- [WHAT IS NEEDED]
Locate the string "chuyển" throughout the material and copy every line in which it occurs.

- [INPUT]
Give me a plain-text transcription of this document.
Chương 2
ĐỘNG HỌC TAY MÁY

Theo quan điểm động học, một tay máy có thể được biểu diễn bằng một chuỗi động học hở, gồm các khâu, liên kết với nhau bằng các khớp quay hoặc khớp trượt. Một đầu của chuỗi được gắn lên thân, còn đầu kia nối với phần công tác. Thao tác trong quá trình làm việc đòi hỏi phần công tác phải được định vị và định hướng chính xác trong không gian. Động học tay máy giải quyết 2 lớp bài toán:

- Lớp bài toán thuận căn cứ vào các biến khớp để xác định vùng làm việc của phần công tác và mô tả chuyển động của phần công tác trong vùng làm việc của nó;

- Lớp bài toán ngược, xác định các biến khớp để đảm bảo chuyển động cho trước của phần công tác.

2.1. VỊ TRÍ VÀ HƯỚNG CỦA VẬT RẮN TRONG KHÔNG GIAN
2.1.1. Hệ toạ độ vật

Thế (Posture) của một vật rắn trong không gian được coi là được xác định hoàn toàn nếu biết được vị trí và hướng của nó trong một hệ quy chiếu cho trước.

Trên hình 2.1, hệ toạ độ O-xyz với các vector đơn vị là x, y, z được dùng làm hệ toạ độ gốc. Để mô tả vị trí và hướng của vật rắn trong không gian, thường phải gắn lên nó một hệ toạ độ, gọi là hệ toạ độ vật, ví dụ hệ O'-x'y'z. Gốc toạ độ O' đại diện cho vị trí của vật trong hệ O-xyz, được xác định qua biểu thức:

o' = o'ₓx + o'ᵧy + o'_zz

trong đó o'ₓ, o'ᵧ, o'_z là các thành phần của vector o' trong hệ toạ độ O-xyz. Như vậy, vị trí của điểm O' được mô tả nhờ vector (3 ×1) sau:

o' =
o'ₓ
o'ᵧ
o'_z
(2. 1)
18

- [RESULT]
- Lớp bài toán thuận căn cứ vào các biến khớp để xác định vùng làm việc của phần công tác và mô tả chuyển động của phần công tác trong vùng làm việc của nó;
- Lớp bài toán ngược, xác định các biến khớp để đảm bảo chuyển động cho trước của phần công tác.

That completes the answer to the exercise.